>> BEGIN ENTRIES

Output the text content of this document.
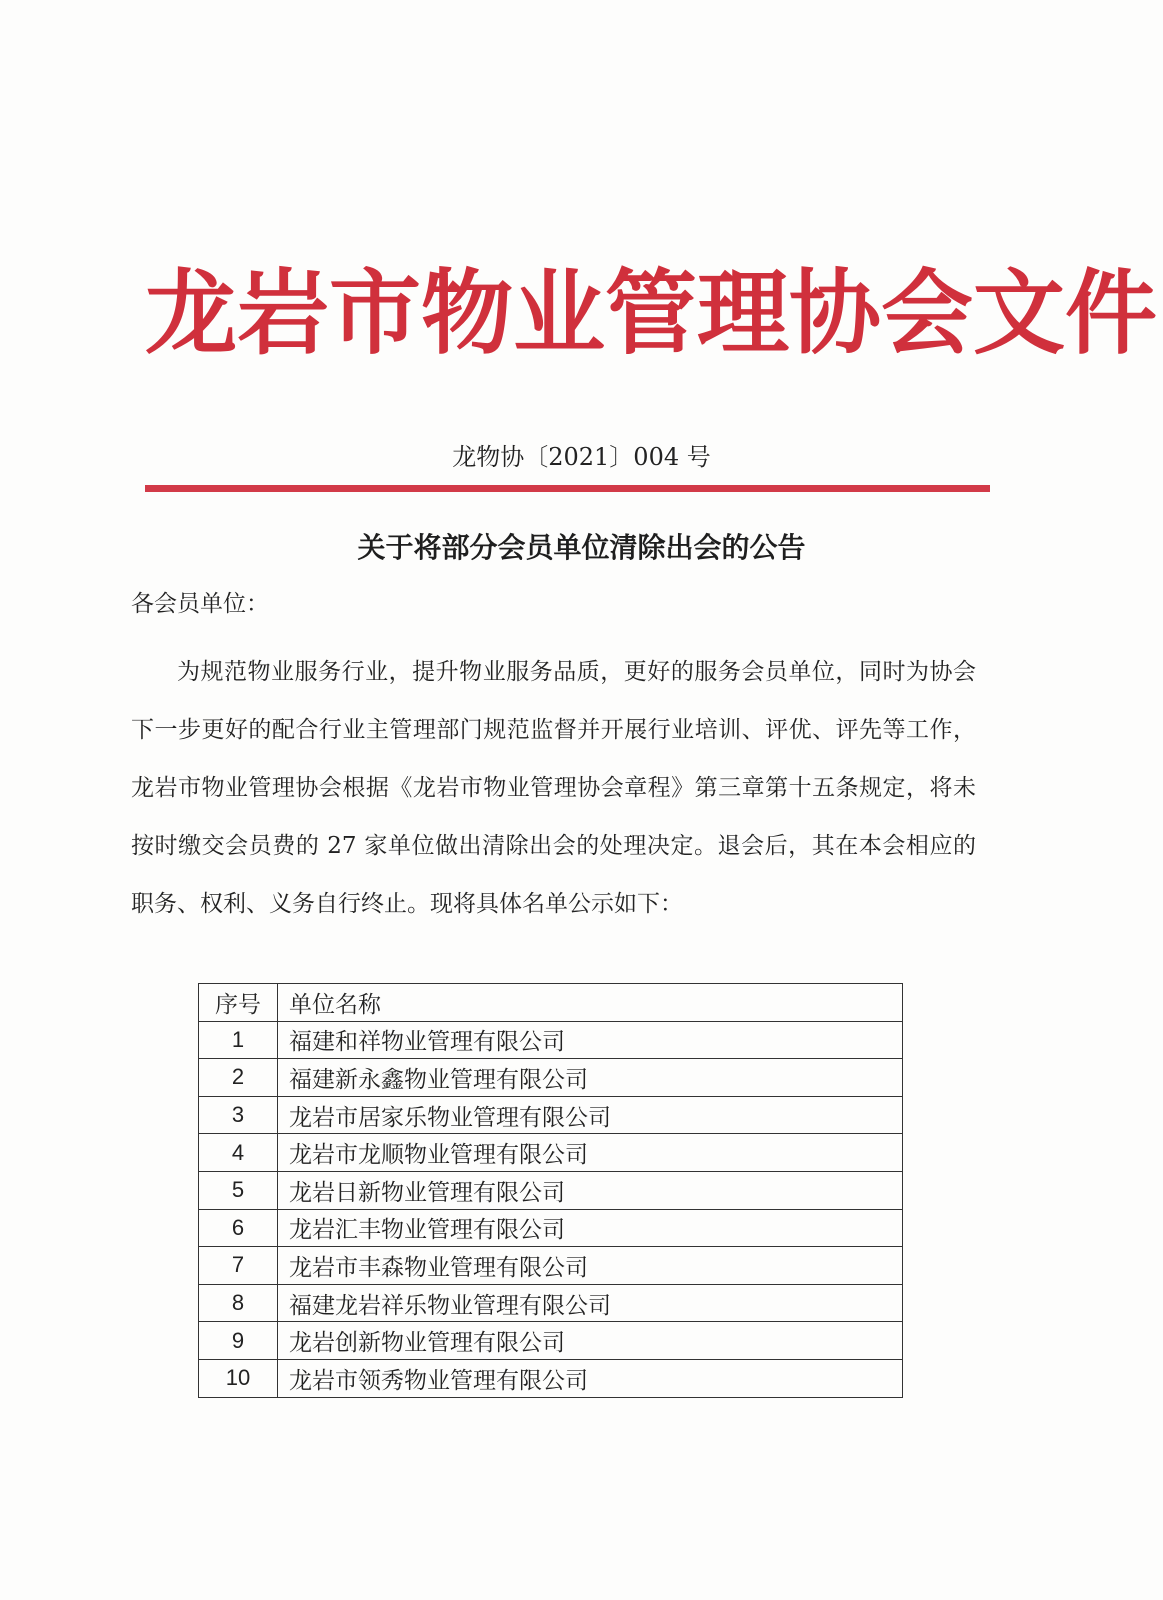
龙岩市物业管理协会文件
龙物协〔2021〕004 号
关于将部分会员单位清除出会的公告
各会员单位：

为规范物业服务行业，提升物业服务品质，更好的服务会员单位，同时为协会下一步更好的配合行业主管理部门规范监督并开展行业培训、评优、评先等工作，龙岩市物业管理协会根据《龙岩市物业管理协会章程》第三章第十五条规定，将未按时缴交会员费的 27 家单位做出清除出会的处理决定。退会后，其在本会相应的职务、权利、义务自行终止。现将具体名单公示如下：

序号	单位名称
1	福建和祥物业管理有限公司
2	福建新永鑫物业管理有限公司
3	龙岩市居家乐物业管理有限公司
4	龙岩市龙顺物业管理有限公司
5	龙岩日新物业管理有限公司
6	龙岩汇丰物业管理有限公司
7	龙岩市丰森物业管理有限公司
8	福建龙岩祥乐物业管理有限公司
9	龙岩创新物业管理有限公司
10	龙岩市领秀物业管理有限公司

>> END ENTRIES

Reproduce all the records verbatim, excluding images.

Output the text content of this document.
龙岩市物业管理协会文件
龙物协〔2021〕004 号
关于将部分会员单位清除出会的公告
各会员单位：

为规范物业服务行业，提升物业服务品质，更好的服务会员单位，同时为协会下一步更好的配合行业主管理部门规范监督并开展行业培训、评优、评先等工作，龙岩市物业管理协会根据《龙岩市物业管理协会章程》第三章第十五条规定，将未按时缴交会员费的 27 家单位做出清除出会的处理决定。退会后，其在本会相应的职务、权利、义务自行终止。现将具体名单公示如下：

序号	单位名称
1	福建和祥物业管理有限公司
2	福建新永鑫物业管理有限公司
3	龙岩市居家乐物业管理有限公司
4	龙岩市龙顺物业管理有限公司
5	龙岩日新物业管理有限公司
6	龙岩汇丰物业管理有限公司
7	龙岩市丰森物业管理有限公司
8	福建龙岩祥乐物业管理有限公司
9	龙岩创新物业管理有限公司
10	龙岩市领秀物业管理有限公司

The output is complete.